- _Extracted records_
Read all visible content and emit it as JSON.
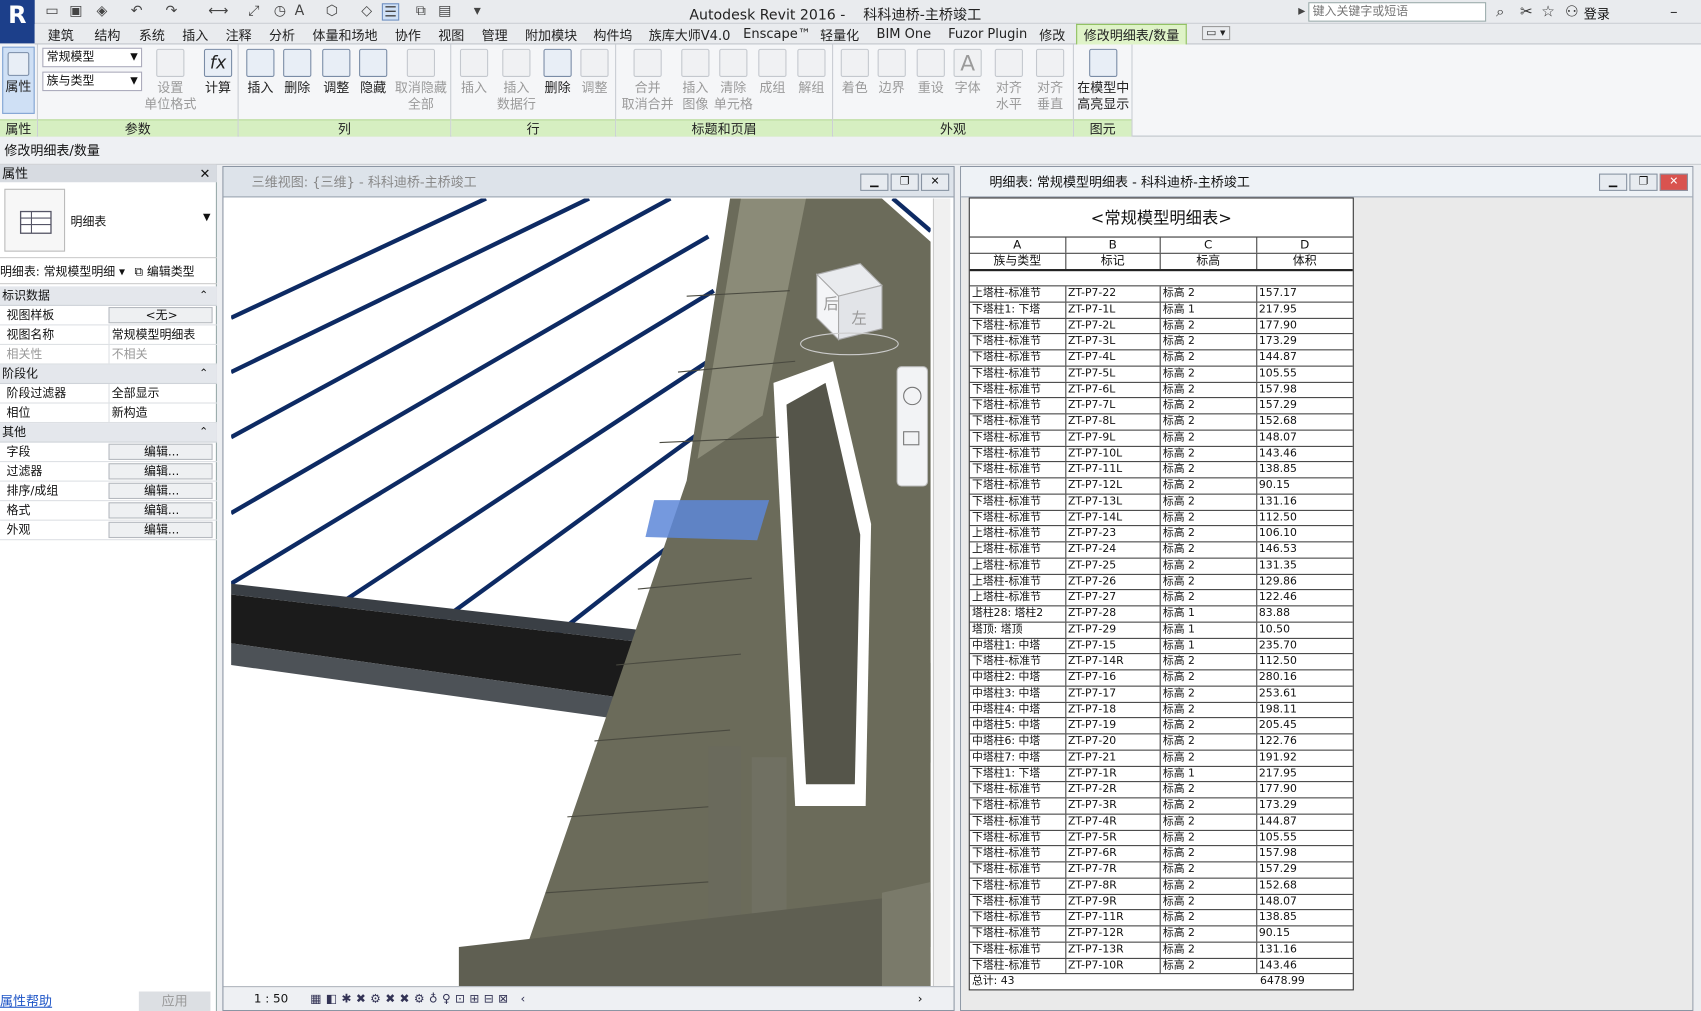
{
  "app": {
    "title": "Autodesk Revit 2016 -",
    "project": "科科迪桥-主桥竣工",
    "search_placeholder": "键入关键字或短语",
    "login": "登录",
    "logo": "R"
  },
  "ribbon_tabs": [
    "建筑",
    "结构",
    "系统",
    "插入",
    "注释",
    "分析",
    "体量和场地",
    "协作",
    "视图",
    "管理",
    "附加模块",
    "构件坞",
    "族库大师V4.0",
    "Enscape™",
    "轻量化",
    "BIM One",
    "Fuzor Plugin",
    "修改"
  ],
  "active_tab": "修改明细表/数量",
  "ribbon": {
    "groups": {
      "properties": "属性",
      "parameters": "参数",
      "columns": "列",
      "rows": "行",
      "titles": "标题和页眉",
      "appearance": "外观",
      "element": "图元"
    },
    "properties_btn": "属性",
    "combo1": "常规模型",
    "combo2": "族与类型",
    "param_btns": [
      "设置\n单位格式",
      "计算"
    ],
    "col_btns": [
      "插入",
      "删除",
      "调整",
      "隐藏",
      "取消隐藏\n全部"
    ],
    "row_btns": [
      "插入",
      "插入\n数据行",
      "删除",
      "调整"
    ],
    "title_btns": [
      "合并\n取消合并",
      "插入\n图像",
      "清除\n单元格",
      "成组",
      "解组"
    ],
    "appear_btns": [
      "着色",
      "边界",
      "重设",
      "字体",
      "对齐\n水平",
      "对齐\n垂直"
    ],
    "element_btn": "在模型中\n高亮显示"
  },
  "context_bar": "修改明细表/数量",
  "properties": {
    "header": "属性",
    "type_name": "明细表",
    "selector": "明细表: 常规模型明细",
    "edit_type": "编辑类型",
    "sections": {
      "identity": "标识数据",
      "phasing": "阶段化",
      "other": "其他"
    },
    "rows_identity": [
      {
        "label": "视图样板",
        "value": "<无>"
      },
      {
        "label": "视图名称",
        "value": "常规模型明细表"
      },
      {
        "label": "相关性",
        "value": "不相关"
      }
    ],
    "rows_phasing": [
      {
        "label": "阶段过滤器",
        "value": "全部显示"
      },
      {
        "label": "相位",
        "value": "新构造"
      }
    ],
    "rows_other": [
      {
        "label": "字段",
        "value": "编辑..."
      },
      {
        "label": "过滤器",
        "value": "编辑..."
      },
      {
        "label": "排序/成组",
        "value": "编辑..."
      },
      {
        "label": "格式",
        "value": "编辑..."
      },
      {
        "label": "外观",
        "value": "编辑..."
      }
    ],
    "help": "属性帮助",
    "apply": "应用"
  },
  "view3d": {
    "title": "三维视图: {三维} - 科科迪桥-主桥竣工",
    "scale": "1 : 50",
    "viewcube_top": "后",
    "viewcube_side": "左"
  },
  "schedule": {
    "window_title": "明细表: 常规模型明细表 - 科科迪桥-主桥竣工",
    "title": "<常规模型明细表>",
    "col_letters": [
      "A",
      "B",
      "C",
      "D"
    ],
    "col_headers": [
      "族与类型",
      "标记",
      "标高",
      "体积"
    ],
    "rows": [
      [
        "上塔柱-标准节",
        "ZT-P7-22",
        "标高 2",
        "157.17"
      ],
      [
        "下塔柱1: 下塔",
        "ZT-P7-1L",
        "标高 1",
        "217.95"
      ],
      [
        "下塔柱-标准节",
        "ZT-P7-2L",
        "标高 2",
        "177.90"
      ],
      [
        "下塔柱-标准节",
        "ZT-P7-3L",
        "标高 2",
        "173.29"
      ],
      [
        "下塔柱-标准节",
        "ZT-P7-4L",
        "标高 2",
        "144.87"
      ],
      [
        "下塔柱-标准节",
        "ZT-P7-5L",
        "标高 2",
        "105.55"
      ],
      [
        "下塔柱-标准节",
        "ZT-P7-6L",
        "标高 2",
        "157.98"
      ],
      [
        "下塔柱-标准节",
        "ZT-P7-7L",
        "标高 2",
        "157.29"
      ],
      [
        "下塔柱-标准节",
        "ZT-P7-8L",
        "标高 2",
        "152.68"
      ],
      [
        "下塔柱-标准节",
        "ZT-P7-9L",
        "标高 2",
        "148.07"
      ],
      [
        "下塔柱-标准节",
        "ZT-P7-10L",
        "标高 2",
        "143.46"
      ],
      [
        "下塔柱-标准节",
        "ZT-P7-11L",
        "标高 2",
        "138.85"
      ],
      [
        "下塔柱-标准节",
        "ZT-P7-12L",
        "标高 2",
        "90.15"
      ],
      [
        "下塔柱-标准节",
        "ZT-P7-13L",
        "标高 2",
        "131.16"
      ],
      [
        "下塔柱-标准节",
        "ZT-P7-14L",
        "标高 2",
        "112.50"
      ],
      [
        "上塔柱-标准节",
        "ZT-P7-23",
        "标高 2",
        "106.10"
      ],
      [
        "上塔柱-标准节",
        "ZT-P7-24",
        "标高 2",
        "146.53"
      ],
      [
        "上塔柱-标准节",
        "ZT-P7-25",
        "标高 2",
        "131.35"
      ],
      [
        "上塔柱-标准节",
        "ZT-P7-26",
        "标高 2",
        "129.86"
      ],
      [
        "上塔柱-标准节",
        "ZT-P7-27",
        "标高 2",
        "122.46"
      ],
      [
        "塔柱28: 塔柱2",
        "ZT-P7-28",
        "标高 1",
        "83.88"
      ],
      [
        "塔顶: 塔顶",
        "ZT-P7-29",
        "标高 1",
        "10.50"
      ],
      [
        "中塔柱1: 中塔",
        "ZT-P7-15",
        "标高 1",
        "235.70"
      ],
      [
        "下塔柱-标准节",
        "ZT-P7-14R",
        "标高 2",
        "112.50"
      ],
      [
        "中塔柱2: 中塔",
        "ZT-P7-16",
        "标高 2",
        "280.16"
      ],
      [
        "中塔柱3: 中塔",
        "ZT-P7-17",
        "标高 2",
        "253.61"
      ],
      [
        "中塔柱4: 中塔",
        "ZT-P7-18",
        "标高 2",
        "198.11"
      ],
      [
        "中塔柱5: 中塔",
        "ZT-P7-19",
        "标高 2",
        "205.45"
      ],
      [
        "中塔柱6: 中塔",
        "ZT-P7-20",
        "标高 2",
        "122.76"
      ],
      [
        "中塔柱7: 中塔",
        "ZT-P7-21",
        "标高 2",
        "191.92"
      ],
      [
        "下塔柱1: 下塔",
        "ZT-P7-1R",
        "标高 1",
        "217.95"
      ],
      [
        "下塔柱-标准节",
        "ZT-P7-2R",
        "标高 2",
        "177.90"
      ],
      [
        "下塔柱-标准节",
        "ZT-P7-3R",
        "标高 2",
        "173.29"
      ],
      [
        "下塔柱-标准节",
        "ZT-P7-4R",
        "标高 2",
        "144.87"
      ],
      [
        "下塔柱-标准节",
        "ZT-P7-5R",
        "标高 2",
        "105.55"
      ],
      [
        "下塔柱-标准节",
        "ZT-P7-6R",
        "标高 2",
        "157.98"
      ],
      [
        "下塔柱-标准节",
        "ZT-P7-7R",
        "标高 2",
        "157.29"
      ],
      [
        "下塔柱-标准节",
        "ZT-P7-8R",
        "标高 2",
        "152.68"
      ],
      [
        "下塔柱-标准节",
        "ZT-P7-9R",
        "标高 2",
        "148.07"
      ],
      [
        "下塔柱-标准节",
        "ZT-P7-11R",
        "标高 2",
        "138.85"
      ],
      [
        "下塔柱-标准节",
        "ZT-P7-12R",
        "标高 2",
        "90.15"
      ],
      [
        "下塔柱-标准节",
        "ZT-P7-13R",
        "标高 2",
        "131.16"
      ],
      [
        "下塔柱-标准节",
        "ZT-P7-10R",
        "标高 2",
        "143.46"
      ]
    ],
    "total_label": "总计: 43",
    "total_volume": "6478.99"
  }
}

- _Exercise goal_
Retype everything in the material word for word, minus pictures.

- _Solved problem_
Read all visible content and emit it as JSON.
{
  "app": {
    "title": "Autodesk Revit 2016 -",
    "project": "科科迪桥-主桥竣工",
    "search_placeholder": "键入关键字或短语",
    "login": "登录",
    "logo": "R"
  },
  "ribbon_tabs": [
    "建筑",
    "结构",
    "系统",
    "插入",
    "注释",
    "分析",
    "体量和场地",
    "协作",
    "视图",
    "管理",
    "附加模块",
    "构件坞",
    "族库大师V4.0",
    "Enscape™",
    "轻量化",
    "BIM One",
    "Fuzor Plugin",
    "修改"
  ],
  "active_tab": "修改明细表/数量",
  "ribbon": {
    "groups": {
      "properties": "属性",
      "parameters": "参数",
      "columns": "列",
      "rows": "行",
      "titles": "标题和页眉",
      "appearance": "外观",
      "element": "图元"
    },
    "properties_btn": "属性",
    "combo1": "常规模型",
    "combo2": "族与类型",
    "param_btns": [
      "设置\n单位格式",
      "计算"
    ],
    "col_btns": [
      "插入",
      "删除",
      "调整",
      "隐藏",
      "取消隐藏\n全部"
    ],
    "row_btns": [
      "插入",
      "插入\n数据行",
      "删除",
      "调整"
    ],
    "title_btns": [
      "合并\n取消合并",
      "插入\n图像",
      "清除\n单元格",
      "成组",
      "解组"
    ],
    "appear_btns": [
      "着色",
      "边界",
      "重设",
      "字体",
      "对齐\n水平",
      "对齐\n垂直"
    ],
    "element_btn": "在模型中\n高亮显示"
  },
  "context_bar": "修改明细表/数量",
  "properties": {
    "header": "属性",
    "type_name": "明细表",
    "selector": "明细表: 常规模型明细",
    "edit_type": "编辑类型",
    "sections": {
      "identity": "标识数据",
      "phasing": "阶段化",
      "other": "其他"
    },
    "rows_identity": [
      {
        "label": "视图样板",
        "value": "<无>"
      },
      {
        "label": "视图名称",
        "value": "常规模型明细表"
      },
      {
        "label": "相关性",
        "value": "不相关"
      }
    ],
    "rows_phasing": [
      {
        "label": "阶段过滤器",
        "value": "全部显示"
      },
      {
        "label": "相位",
        "value": "新构造"
      }
    ],
    "rows_other": [
      {
        "label": "字段",
        "value": "编辑..."
      },
      {
        "label": "过滤器",
        "value": "编辑..."
      },
      {
        "label": "排序/成组",
        "value": "编辑..."
      },
      {
        "label": "格式",
        "value": "编辑..."
      },
      {
        "label": "外观",
        "value": "编辑..."
      }
    ],
    "help": "属性帮助",
    "apply": "应用"
  },
  "view3d": {
    "title": "三维视图: {三维} - 科科迪桥-主桥竣工",
    "scale": "1 : 50",
    "viewcube_top": "后",
    "viewcube_side": "左"
  },
  "schedule": {
    "window_title": "明细表: 常规模型明细表 - 科科迪桥-主桥竣工",
    "title": "<常规模型明细表>",
    "col_letters": [
      "A",
      "B",
      "C",
      "D"
    ],
    "col_headers": [
      "族与类型",
      "标记",
      "标高",
      "体积"
    ],
    "rows": [
      [
        "上塔柱-标准节",
        "ZT-P7-22",
        "标高 2",
        "157.17"
      ],
      [
        "下塔柱1: 下塔",
        "ZT-P7-1L",
        "标高 1",
        "217.95"
      ],
      [
        "下塔柱-标准节",
        "ZT-P7-2L",
        "标高 2",
        "177.90"
      ],
      [
        "下塔柱-标准节",
        "ZT-P7-3L",
        "标高 2",
        "173.29"
      ],
      [
        "下塔柱-标准节",
        "ZT-P7-4L",
        "标高 2",
        "144.87"
      ],
      [
        "下塔柱-标准节",
        "ZT-P7-5L",
        "标高 2",
        "105.55"
      ],
      [
        "下塔柱-标准节",
        "ZT-P7-6L",
        "标高 2",
        "157.98"
      ],
      [
        "下塔柱-标准节",
        "ZT-P7-7L",
        "标高 2",
        "157.29"
      ],
      [
        "下塔柱-标准节",
        "ZT-P7-8L",
        "标高 2",
        "152.68"
      ],
      [
        "下塔柱-标准节",
        "ZT-P7-9L",
        "标高 2",
        "148.07"
      ],
      [
        "下塔柱-标准节",
        "ZT-P7-10L",
        "标高 2",
        "143.46"
      ],
      [
        "下塔柱-标准节",
        "ZT-P7-11L",
        "标高 2",
        "138.85"
      ],
      [
        "下塔柱-标准节",
        "ZT-P7-12L",
        "标高 2",
        "90.15"
      ],
      [
        "下塔柱-标准节",
        "ZT-P7-13L",
        "标高 2",
        "131.16"
      ],
      [
        "下塔柱-标准节",
        "ZT-P7-14L",
        "标高 2",
        "112.50"
      ],
      [
        "上塔柱-标准节",
        "ZT-P7-23",
        "标高 2",
        "106.10"
      ],
      [
        "上塔柱-标准节",
        "ZT-P7-24",
        "标高 2",
        "146.53"
      ],
      [
        "上塔柱-标准节",
        "ZT-P7-25",
        "标高 2",
        "131.35"
      ],
      [
        "上塔柱-标准节",
        "ZT-P7-26",
        "标高 2",
        "129.86"
      ],
      [
        "上塔柱-标准节",
        "ZT-P7-27",
        "标高 2",
        "122.46"
      ],
      [
        "塔柱28: 塔柱2",
        "ZT-P7-28",
        "标高 1",
        "83.88"
      ],
      [
        "塔顶: 塔顶",
        "ZT-P7-29",
        "标高 1",
        "10.50"
      ],
      [
        "中塔柱1: 中塔",
        "ZT-P7-15",
        "标高 1",
        "235.70"
      ],
      [
        "下塔柱-标准节",
        "ZT-P7-14R",
        "标高 2",
        "112.50"
      ],
      [
        "中塔柱2: 中塔",
        "ZT-P7-16",
        "标高 2",
        "280.16"
      ],
      [
        "中塔柱3: 中塔",
        "ZT-P7-17",
        "标高 2",
        "253.61"
      ],
      [
        "中塔柱4: 中塔",
        "ZT-P7-18",
        "标高 2",
        "198.11"
      ],
      [
        "中塔柱5: 中塔",
        "ZT-P7-19",
        "标高 2",
        "205.45"
      ],
      [
        "中塔柱6: 中塔",
        "ZT-P7-20",
        "标高 2",
        "122.76"
      ],
      [
        "中塔柱7: 中塔",
        "ZT-P7-21",
        "标高 2",
        "191.92"
      ],
      [
        "下塔柱1: 下塔",
        "ZT-P7-1R",
        "标高 1",
        "217.95"
      ],
      [
        "下塔柱-标准节",
        "ZT-P7-2R",
        "标高 2",
        "177.90"
      ],
      [
        "下塔柱-标准节",
        "ZT-P7-3R",
        "标高 2",
        "173.29"
      ],
      [
        "下塔柱-标准节",
        "ZT-P7-4R",
        "标高 2",
        "144.87"
      ],
      [
        "下塔柱-标准节",
        "ZT-P7-5R",
        "标高 2",
        "105.55"
      ],
      [
        "下塔柱-标准节",
        "ZT-P7-6R",
        "标高 2",
        "157.98"
      ],
      [
        "下塔柱-标准节",
        "ZT-P7-7R",
        "标高 2",
        "157.29"
      ],
      [
        "下塔柱-标准节",
        "ZT-P7-8R",
        "标高 2",
        "152.68"
      ],
      [
        "下塔柱-标准节",
        "ZT-P7-9R",
        "标高 2",
        "148.07"
      ],
      [
        "下塔柱-标准节",
        "ZT-P7-11R",
        "标高 2",
        "138.85"
      ],
      [
        "下塔柱-标准节",
        "ZT-P7-12R",
        "标高 2",
        "90.15"
      ],
      [
        "下塔柱-标准节",
        "ZT-P7-13R",
        "标高 2",
        "131.16"
      ],
      [
        "下塔柱-标准节",
        "ZT-P7-10R",
        "标高 2",
        "143.46"
      ]
    ],
    "total_label": "总计: 43",
    "total_volume": "6478.99"
  }
}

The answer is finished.